WRITTEN REQUEST: Using the listing below, copy every line that mentions "chromium".

▶

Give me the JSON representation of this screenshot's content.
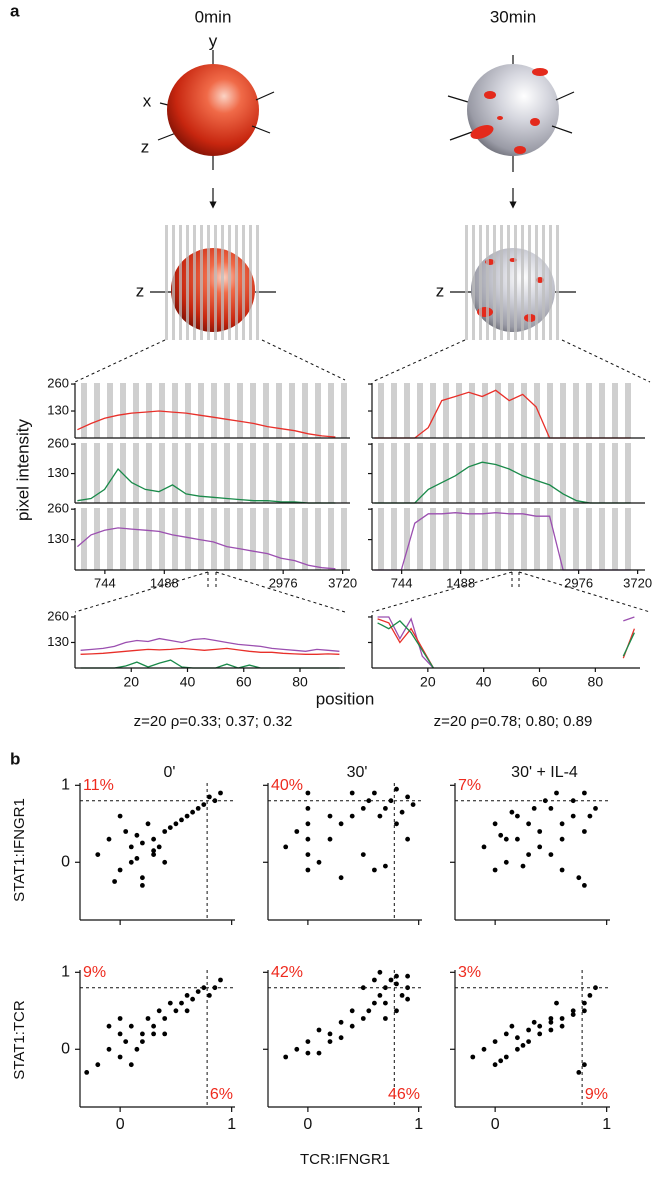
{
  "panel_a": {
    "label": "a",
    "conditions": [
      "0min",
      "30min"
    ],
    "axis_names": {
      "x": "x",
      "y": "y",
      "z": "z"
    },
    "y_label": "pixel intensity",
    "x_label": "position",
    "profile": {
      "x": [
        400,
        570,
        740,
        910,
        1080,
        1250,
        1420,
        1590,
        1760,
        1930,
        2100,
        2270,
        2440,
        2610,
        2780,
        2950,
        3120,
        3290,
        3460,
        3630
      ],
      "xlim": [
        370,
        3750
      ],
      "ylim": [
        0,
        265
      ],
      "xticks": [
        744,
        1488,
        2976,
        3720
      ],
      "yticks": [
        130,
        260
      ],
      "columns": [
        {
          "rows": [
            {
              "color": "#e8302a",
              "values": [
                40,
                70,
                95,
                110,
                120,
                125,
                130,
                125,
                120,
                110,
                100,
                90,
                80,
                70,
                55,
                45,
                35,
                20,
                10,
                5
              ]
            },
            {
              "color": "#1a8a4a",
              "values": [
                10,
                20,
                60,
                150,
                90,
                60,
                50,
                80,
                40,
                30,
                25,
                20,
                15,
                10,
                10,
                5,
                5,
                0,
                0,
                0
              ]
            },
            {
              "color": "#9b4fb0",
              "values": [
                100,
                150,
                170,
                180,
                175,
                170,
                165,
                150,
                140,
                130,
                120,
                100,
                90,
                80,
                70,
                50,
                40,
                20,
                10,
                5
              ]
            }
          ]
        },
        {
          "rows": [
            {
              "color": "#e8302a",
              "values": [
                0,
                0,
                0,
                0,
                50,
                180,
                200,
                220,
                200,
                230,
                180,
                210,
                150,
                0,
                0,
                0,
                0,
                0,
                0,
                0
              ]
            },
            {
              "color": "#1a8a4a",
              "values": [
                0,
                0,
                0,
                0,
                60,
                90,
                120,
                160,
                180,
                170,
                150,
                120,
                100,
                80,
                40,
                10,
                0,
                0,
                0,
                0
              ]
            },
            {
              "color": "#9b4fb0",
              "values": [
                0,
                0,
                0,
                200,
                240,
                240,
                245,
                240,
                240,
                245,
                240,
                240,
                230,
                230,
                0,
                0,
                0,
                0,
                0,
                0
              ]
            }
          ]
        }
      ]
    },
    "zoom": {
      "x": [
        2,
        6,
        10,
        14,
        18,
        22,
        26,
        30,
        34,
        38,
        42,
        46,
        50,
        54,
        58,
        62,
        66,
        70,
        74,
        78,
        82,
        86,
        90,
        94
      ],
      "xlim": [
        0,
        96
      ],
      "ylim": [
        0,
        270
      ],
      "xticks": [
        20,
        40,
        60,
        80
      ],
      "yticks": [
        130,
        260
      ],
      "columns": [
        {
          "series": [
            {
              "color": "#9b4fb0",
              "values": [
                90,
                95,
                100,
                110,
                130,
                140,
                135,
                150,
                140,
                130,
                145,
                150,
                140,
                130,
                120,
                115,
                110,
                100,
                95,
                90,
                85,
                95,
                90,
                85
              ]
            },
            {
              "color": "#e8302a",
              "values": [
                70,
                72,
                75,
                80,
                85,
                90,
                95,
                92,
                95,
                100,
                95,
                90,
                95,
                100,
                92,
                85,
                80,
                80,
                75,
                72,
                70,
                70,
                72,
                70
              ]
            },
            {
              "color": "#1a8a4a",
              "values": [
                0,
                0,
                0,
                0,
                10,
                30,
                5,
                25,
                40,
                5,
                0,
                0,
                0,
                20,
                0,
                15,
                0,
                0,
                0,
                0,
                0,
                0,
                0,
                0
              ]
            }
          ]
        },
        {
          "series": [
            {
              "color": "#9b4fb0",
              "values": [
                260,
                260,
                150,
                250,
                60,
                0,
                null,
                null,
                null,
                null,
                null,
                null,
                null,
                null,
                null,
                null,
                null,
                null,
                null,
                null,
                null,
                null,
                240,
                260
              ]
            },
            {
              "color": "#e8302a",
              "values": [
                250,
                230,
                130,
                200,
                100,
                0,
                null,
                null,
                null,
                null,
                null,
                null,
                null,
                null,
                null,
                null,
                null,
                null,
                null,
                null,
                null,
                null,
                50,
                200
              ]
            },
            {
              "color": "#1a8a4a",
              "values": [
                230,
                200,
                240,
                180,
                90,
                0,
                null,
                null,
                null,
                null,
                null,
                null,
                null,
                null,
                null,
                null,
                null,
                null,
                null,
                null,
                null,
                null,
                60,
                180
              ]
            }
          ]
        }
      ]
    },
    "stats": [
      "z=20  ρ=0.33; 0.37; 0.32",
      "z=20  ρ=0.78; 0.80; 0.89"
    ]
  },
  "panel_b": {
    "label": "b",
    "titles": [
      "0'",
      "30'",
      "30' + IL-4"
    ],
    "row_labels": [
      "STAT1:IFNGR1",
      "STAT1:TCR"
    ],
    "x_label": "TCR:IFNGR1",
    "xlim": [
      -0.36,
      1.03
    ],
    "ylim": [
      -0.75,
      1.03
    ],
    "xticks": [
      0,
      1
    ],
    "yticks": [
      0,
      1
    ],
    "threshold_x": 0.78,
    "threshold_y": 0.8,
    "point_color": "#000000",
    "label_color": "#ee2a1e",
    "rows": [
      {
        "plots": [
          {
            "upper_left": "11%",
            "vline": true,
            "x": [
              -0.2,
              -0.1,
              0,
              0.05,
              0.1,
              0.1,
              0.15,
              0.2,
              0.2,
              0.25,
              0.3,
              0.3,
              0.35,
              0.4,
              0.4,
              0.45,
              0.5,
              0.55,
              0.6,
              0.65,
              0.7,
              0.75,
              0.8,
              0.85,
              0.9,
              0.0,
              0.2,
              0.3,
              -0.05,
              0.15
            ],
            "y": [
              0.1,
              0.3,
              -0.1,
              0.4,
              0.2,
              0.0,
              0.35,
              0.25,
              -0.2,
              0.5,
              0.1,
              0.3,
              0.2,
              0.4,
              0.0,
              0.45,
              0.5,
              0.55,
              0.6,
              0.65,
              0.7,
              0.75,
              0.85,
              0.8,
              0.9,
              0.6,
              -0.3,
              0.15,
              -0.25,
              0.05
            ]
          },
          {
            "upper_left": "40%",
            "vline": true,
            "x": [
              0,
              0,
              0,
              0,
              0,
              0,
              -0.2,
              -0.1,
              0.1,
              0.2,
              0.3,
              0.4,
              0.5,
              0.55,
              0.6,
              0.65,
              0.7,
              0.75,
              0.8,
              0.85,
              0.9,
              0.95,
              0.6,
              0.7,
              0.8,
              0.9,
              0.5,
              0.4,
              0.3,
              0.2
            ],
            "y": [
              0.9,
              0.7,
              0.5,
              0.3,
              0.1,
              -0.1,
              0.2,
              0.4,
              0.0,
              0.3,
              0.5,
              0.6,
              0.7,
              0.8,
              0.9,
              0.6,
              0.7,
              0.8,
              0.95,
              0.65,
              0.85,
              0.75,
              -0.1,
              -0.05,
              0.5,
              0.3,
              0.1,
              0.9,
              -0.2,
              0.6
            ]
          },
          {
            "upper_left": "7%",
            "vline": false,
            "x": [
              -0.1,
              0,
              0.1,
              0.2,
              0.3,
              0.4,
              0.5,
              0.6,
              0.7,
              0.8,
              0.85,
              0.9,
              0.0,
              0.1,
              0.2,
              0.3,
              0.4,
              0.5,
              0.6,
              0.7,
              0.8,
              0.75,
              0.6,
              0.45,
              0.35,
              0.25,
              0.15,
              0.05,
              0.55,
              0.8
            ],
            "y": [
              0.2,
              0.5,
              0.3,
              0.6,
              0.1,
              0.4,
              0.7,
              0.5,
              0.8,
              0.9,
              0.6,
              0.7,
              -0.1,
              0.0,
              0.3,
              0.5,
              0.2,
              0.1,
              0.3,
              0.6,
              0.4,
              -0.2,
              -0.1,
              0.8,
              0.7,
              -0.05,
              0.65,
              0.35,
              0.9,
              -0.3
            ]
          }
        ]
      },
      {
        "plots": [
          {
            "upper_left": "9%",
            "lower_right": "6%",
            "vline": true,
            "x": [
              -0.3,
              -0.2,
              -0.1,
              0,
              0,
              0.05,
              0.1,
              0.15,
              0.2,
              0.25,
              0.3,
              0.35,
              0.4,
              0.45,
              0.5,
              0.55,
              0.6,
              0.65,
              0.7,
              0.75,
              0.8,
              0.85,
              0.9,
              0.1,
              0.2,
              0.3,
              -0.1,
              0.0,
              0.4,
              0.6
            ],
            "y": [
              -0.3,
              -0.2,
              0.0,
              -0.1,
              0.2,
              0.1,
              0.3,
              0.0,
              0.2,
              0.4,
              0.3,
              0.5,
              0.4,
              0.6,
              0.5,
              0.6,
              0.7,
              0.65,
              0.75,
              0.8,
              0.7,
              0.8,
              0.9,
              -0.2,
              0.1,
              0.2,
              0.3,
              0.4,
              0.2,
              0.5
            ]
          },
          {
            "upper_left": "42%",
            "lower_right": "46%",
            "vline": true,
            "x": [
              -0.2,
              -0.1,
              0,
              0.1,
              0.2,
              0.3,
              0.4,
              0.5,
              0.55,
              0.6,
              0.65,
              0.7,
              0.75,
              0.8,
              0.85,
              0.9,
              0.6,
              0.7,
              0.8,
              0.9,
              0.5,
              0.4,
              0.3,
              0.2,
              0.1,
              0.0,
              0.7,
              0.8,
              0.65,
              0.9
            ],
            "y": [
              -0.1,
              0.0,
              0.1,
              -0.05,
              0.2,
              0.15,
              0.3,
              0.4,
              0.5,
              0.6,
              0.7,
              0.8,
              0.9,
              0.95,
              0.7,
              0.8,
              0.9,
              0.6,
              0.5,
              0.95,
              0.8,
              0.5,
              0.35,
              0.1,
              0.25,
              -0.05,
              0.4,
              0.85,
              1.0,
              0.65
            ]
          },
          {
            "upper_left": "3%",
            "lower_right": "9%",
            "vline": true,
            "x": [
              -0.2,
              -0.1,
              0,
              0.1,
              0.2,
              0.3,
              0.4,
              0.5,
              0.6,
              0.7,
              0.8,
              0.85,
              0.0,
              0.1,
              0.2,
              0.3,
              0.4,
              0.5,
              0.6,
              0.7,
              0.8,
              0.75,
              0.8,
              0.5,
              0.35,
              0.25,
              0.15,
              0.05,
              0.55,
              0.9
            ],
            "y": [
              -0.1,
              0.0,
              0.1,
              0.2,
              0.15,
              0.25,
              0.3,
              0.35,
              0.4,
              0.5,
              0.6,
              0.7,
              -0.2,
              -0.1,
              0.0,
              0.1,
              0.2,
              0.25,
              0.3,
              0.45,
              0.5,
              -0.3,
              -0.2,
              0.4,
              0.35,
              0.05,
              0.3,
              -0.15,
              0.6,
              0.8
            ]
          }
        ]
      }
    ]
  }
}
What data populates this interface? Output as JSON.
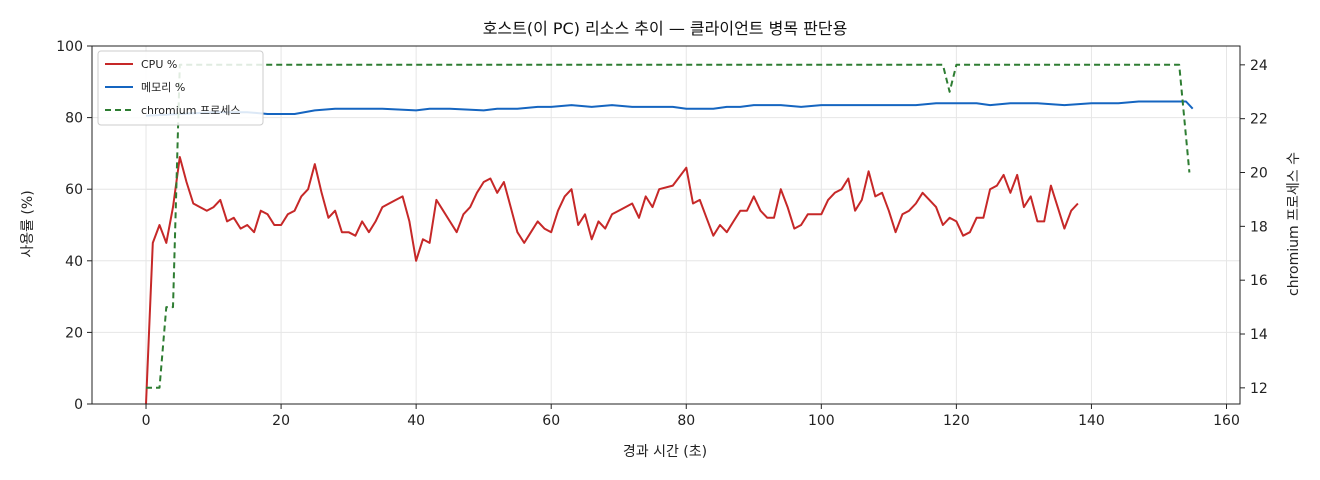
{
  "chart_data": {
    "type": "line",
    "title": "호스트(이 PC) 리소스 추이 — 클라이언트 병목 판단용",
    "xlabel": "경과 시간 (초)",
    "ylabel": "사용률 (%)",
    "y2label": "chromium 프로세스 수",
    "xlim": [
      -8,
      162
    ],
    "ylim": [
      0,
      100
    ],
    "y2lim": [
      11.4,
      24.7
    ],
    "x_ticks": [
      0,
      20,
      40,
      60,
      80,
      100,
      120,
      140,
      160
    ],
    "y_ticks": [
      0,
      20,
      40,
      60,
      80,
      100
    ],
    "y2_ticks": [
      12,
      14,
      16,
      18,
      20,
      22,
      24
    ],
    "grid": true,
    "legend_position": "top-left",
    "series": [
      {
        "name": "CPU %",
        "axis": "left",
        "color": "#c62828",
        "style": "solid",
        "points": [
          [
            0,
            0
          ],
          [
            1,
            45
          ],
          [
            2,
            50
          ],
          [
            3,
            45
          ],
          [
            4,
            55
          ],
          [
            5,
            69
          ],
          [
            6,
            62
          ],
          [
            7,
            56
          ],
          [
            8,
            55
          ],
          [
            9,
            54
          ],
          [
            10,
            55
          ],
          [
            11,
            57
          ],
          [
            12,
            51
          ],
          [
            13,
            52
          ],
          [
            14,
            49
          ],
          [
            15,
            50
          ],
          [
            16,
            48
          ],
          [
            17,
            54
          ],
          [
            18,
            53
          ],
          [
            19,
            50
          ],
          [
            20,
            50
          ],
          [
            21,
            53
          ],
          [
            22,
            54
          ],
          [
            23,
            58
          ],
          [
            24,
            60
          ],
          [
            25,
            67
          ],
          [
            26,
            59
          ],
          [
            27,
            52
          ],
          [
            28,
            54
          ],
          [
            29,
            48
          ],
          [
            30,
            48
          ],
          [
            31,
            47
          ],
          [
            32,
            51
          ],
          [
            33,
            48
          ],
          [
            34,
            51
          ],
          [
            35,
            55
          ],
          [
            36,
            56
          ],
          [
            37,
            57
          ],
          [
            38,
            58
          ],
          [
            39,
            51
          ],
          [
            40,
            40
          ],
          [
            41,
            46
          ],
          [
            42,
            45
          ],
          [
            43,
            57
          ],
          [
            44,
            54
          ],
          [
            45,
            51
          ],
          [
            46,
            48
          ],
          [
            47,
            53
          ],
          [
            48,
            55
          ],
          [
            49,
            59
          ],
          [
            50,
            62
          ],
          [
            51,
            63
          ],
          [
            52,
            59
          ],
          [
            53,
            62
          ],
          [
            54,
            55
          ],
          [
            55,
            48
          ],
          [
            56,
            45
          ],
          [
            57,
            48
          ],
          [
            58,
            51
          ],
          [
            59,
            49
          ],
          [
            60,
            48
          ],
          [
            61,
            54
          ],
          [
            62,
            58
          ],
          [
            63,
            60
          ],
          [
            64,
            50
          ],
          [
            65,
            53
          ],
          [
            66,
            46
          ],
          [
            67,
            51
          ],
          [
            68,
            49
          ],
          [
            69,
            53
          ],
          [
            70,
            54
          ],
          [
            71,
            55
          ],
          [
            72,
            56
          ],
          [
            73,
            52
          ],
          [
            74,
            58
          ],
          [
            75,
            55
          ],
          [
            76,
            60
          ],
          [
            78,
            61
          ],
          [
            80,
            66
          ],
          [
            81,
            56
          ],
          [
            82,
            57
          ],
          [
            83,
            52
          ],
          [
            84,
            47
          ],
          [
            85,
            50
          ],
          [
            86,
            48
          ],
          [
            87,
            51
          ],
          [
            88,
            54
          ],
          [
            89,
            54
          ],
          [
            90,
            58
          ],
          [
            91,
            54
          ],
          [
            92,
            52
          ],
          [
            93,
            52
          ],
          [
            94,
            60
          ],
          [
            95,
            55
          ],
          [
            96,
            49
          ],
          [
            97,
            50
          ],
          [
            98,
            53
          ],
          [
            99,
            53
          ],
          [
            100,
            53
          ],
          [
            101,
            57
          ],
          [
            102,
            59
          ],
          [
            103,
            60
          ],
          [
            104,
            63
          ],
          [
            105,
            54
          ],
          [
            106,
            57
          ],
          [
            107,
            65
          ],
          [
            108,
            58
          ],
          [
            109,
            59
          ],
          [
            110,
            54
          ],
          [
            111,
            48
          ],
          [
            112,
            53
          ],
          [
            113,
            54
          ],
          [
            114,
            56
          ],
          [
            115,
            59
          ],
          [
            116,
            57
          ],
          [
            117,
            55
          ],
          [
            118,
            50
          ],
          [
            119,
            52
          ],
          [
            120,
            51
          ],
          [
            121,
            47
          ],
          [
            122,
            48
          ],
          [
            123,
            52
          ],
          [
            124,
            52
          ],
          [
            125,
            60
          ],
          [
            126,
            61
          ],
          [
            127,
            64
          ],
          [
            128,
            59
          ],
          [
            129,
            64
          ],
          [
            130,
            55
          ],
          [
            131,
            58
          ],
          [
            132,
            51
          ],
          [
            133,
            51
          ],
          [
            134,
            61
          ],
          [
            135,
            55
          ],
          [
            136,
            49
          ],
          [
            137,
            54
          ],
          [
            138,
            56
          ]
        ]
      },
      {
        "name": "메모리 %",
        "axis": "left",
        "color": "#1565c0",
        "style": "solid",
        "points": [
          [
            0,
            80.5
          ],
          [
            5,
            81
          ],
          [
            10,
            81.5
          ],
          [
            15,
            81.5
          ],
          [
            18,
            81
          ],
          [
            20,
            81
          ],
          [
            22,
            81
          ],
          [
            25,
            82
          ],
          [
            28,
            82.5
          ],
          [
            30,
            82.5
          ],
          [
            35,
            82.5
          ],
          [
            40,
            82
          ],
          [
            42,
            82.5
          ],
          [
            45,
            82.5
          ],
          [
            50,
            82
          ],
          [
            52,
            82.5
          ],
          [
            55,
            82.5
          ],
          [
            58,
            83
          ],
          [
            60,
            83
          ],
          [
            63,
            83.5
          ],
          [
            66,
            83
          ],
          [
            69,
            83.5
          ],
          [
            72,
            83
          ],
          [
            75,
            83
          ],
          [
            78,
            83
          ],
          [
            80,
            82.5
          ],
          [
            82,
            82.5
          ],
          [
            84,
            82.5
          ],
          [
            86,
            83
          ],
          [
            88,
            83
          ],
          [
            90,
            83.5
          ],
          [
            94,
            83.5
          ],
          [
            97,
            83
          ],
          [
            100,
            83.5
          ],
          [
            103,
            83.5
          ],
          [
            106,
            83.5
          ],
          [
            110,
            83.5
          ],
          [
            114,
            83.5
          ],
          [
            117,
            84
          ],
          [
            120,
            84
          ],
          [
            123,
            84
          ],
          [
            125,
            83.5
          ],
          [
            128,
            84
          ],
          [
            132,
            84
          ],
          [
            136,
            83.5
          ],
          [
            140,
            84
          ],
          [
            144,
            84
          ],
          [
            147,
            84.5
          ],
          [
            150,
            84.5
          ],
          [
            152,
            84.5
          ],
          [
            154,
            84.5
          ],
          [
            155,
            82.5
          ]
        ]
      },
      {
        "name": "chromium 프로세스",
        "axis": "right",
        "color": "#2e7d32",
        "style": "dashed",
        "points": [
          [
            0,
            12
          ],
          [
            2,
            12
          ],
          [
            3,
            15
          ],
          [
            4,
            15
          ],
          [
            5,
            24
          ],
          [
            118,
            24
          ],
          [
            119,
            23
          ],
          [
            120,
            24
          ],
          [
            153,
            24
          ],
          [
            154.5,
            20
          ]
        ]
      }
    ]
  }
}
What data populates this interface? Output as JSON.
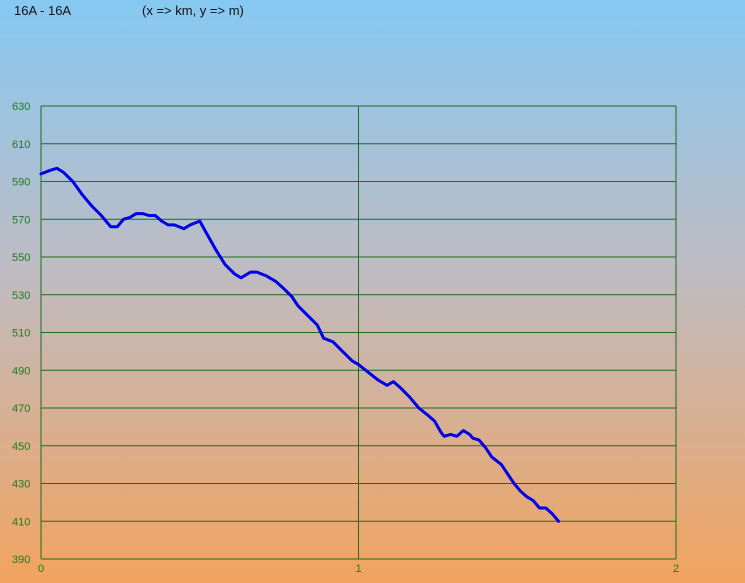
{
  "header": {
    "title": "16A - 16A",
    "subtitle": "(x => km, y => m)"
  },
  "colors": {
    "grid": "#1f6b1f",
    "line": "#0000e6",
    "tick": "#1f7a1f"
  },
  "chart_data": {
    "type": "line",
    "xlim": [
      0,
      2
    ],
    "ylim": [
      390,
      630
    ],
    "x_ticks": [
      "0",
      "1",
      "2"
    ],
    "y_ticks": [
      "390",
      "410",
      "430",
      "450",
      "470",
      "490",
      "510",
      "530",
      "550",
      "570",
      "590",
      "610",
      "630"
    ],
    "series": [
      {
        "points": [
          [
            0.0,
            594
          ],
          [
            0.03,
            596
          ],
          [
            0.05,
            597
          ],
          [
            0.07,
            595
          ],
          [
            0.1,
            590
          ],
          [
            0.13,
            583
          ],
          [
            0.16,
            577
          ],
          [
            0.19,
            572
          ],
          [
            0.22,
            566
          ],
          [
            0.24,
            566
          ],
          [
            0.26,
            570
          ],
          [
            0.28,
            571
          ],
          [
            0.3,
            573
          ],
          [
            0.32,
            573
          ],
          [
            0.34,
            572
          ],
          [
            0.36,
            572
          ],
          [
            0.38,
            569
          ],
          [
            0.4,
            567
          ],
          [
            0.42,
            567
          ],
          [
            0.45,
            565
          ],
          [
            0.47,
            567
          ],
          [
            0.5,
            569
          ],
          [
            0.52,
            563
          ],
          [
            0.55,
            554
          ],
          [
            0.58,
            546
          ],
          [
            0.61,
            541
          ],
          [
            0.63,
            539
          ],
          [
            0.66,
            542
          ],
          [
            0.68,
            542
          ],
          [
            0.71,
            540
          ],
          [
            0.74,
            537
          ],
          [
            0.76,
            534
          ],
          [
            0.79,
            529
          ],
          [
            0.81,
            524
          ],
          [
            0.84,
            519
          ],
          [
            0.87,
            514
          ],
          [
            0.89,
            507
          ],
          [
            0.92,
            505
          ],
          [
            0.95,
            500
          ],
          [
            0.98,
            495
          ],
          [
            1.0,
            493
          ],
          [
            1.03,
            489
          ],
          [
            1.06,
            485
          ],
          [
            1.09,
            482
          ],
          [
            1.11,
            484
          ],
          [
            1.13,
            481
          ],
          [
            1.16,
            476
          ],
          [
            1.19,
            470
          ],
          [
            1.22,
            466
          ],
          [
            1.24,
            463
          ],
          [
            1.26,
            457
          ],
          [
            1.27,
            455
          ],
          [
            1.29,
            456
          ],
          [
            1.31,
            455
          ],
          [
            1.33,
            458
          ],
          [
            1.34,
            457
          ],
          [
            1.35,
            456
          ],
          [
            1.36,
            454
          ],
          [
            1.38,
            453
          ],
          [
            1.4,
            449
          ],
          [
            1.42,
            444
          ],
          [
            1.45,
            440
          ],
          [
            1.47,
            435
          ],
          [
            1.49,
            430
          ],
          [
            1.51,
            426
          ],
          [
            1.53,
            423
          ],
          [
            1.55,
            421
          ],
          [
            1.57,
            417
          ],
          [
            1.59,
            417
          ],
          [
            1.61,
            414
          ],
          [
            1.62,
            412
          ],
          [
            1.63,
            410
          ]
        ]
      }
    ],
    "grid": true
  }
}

◀

WRITTEN RESPONSE:
    "y2label": "chromium 프로세스 수",
        "name": "chromium 프로세스",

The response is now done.